::: Available records

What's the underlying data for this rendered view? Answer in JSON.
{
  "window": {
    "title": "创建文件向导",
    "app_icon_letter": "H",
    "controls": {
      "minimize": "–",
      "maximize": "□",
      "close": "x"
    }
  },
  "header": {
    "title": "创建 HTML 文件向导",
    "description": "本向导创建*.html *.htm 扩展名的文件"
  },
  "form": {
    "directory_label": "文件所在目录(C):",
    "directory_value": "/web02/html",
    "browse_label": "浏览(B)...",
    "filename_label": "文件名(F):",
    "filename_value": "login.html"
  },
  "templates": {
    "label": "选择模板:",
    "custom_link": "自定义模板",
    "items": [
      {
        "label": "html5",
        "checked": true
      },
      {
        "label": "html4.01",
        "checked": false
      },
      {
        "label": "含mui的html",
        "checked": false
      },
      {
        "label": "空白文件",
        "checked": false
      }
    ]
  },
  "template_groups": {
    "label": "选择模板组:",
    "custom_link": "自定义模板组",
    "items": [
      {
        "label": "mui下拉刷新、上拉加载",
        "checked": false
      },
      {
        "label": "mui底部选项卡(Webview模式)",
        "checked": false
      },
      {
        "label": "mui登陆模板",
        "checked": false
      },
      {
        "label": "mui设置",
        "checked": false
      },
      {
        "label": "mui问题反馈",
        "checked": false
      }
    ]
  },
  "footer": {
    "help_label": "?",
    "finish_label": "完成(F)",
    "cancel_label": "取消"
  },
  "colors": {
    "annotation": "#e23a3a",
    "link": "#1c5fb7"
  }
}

::::::

**Problem details**
Reproduce all of the entries word for word.

**Task response**
What's the underlying data for this rendered view? Answer in JSON.
{
  "window": {
    "title": "创建文件向导",
    "app_icon_letter": "H",
    "controls": {
      "minimize": "–",
      "maximize": "□",
      "close": "x"
    }
  },
  "header": {
    "title": "创建 HTML 文件向导",
    "description": "本向导创建*.html *.htm 扩展名的文件"
  },
  "form": {
    "directory_label": "文件所在目录(C):",
    "directory_value": "/web02/html",
    "browse_label": "浏览(B)...",
    "filename_label": "文件名(F):",
    "filename_value": "login.html"
  },
  "templates": {
    "label": "选择模板:",
    "custom_link": "自定义模板",
    "items": [
      {
        "label": "html5",
        "checked": true
      },
      {
        "label": "html4.01",
        "checked": false
      },
      {
        "label": "含mui的html",
        "checked": false
      },
      {
        "label": "空白文件",
        "checked": false
      }
    ]
  },
  "template_groups": {
    "label": "选择模板组:",
    "custom_link": "自定义模板组",
    "items": [
      {
        "label": "mui下拉刷新、上拉加载",
        "checked": false
      },
      {
        "label": "mui底部选项卡(Webview模式)",
        "checked": false
      },
      {
        "label": "mui登陆模板",
        "checked": false
      },
      {
        "label": "mui设置",
        "checked": false
      },
      {
        "label": "mui问题反馈",
        "checked": false
      }
    ]
  },
  "footer": {
    "help_label": "?",
    "finish_label": "完成(F)",
    "cancel_label": "取消"
  },
  "colors": {
    "annotation": "#e23a3a",
    "link": "#1c5fb7"
  }
}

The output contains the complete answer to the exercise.